TASK TO COMPLETE >> Take the data that follows and retype it word for word.

MATERIAL PROVIDED >>
>> START

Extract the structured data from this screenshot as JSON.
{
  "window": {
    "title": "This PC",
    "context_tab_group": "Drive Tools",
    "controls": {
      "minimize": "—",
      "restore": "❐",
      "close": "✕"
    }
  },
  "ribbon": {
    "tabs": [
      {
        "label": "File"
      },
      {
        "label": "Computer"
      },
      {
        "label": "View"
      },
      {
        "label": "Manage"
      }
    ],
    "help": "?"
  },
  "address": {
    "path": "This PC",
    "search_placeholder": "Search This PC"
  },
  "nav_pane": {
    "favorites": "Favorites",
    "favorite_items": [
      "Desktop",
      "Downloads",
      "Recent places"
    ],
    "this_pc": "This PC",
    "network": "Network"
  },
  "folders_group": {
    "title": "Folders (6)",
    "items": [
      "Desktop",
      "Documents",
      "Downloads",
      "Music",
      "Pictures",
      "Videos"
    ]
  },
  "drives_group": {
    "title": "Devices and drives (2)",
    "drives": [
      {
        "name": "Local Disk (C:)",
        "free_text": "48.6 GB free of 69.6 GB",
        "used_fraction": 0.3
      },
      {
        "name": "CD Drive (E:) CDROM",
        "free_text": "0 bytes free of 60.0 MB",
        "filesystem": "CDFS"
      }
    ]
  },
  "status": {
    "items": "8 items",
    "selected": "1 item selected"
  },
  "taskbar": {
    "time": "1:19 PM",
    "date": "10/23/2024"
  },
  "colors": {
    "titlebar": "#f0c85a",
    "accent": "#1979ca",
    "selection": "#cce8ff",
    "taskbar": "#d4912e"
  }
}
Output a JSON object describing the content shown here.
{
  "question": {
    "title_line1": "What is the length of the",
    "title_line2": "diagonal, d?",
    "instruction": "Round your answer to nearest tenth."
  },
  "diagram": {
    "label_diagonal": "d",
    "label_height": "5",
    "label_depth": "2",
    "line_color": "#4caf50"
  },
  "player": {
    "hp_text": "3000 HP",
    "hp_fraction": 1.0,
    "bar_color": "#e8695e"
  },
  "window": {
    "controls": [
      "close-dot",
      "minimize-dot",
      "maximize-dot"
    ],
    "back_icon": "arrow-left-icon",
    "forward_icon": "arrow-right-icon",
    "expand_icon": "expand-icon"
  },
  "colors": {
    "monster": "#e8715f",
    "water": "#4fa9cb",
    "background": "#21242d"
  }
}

>> END

ANSWER IN FULL >>
Extract the structured data from this screenshot as JSON.
{
  "window": {
    "title": "This PC",
    "context_tab_group": "Drive Tools",
    "controls": {
      "minimize": "—",
      "restore": "❐",
      "close": "✕"
    }
  },
  "ribbon": {
    "tabs": [
      {
        "label": "File"
      },
      {
        "label": "Computer"
      },
      {
        "label": "View"
      },
      {
        "label": "Manage"
      }
    ],
    "help": "?"
  },
  "address": {
    "path": "This PC",
    "search_placeholder": "Search This PC"
  },
  "nav_pane": {
    "favorites": "Favorites",
    "favorite_items": [
      "Desktop",
      "Downloads",
      "Recent places"
    ],
    "this_pc": "This PC",
    "network": "Network"
  },
  "folders_group": {
    "title": "Folders (6)",
    "items": [
      "Desktop",
      "Documents",
      "Downloads",
      "Music",
      "Pictures",
      "Videos"
    ]
  },
  "drives_group": {
    "title": "Devices and drives (2)",
    "drives": [
      {
        "name": "Local Disk (C:)",
        "free_text": "48.6 GB free of 69.6 GB",
        "used_fraction": 0.3
      },
      {
        "name": "CD Drive (E:) CDROM",
        "free_text": "0 bytes free of 60.0 MB",
        "filesystem": "CDFS"
      }
    ]
  },
  "status": {
    "items": "8 items",
    "selected": "1 item selected"
  },
  "taskbar": {
    "time": "1:19 PM",
    "date": "10/23/2024"
  },
  "colors": {
    "titlebar": "#f0c85a",
    "accent": "#1979ca",
    "selection": "#cce8ff",
    "taskbar": "#d4912e"
  }
}
Output a JSON object describing the content shown here.
{
  "question": {
    "title_line1": "What is the length of the",
    "title_line2": "diagonal, d?",
    "instruction": "Round your answer to nearest tenth."
  },
  "diagram": {
    "label_diagonal": "d",
    "label_height": "5",
    "label_depth": "2",
    "line_color": "#4caf50"
  },
  "player": {
    "hp_text": "3000 HP",
    "hp_fraction": 1.0,
    "bar_color": "#e8695e"
  },
  "window": {
    "controls": [
      "close-dot",
      "minimize-dot",
      "maximize-dot"
    ],
    "back_icon": "arrow-left-icon",
    "forward_icon": "arrow-right-icon",
    "expand_icon": "expand-icon"
  },
  "colors": {
    "monster": "#e8715f",
    "water": "#4fa9cb",
    "background": "#21242d"
  }
}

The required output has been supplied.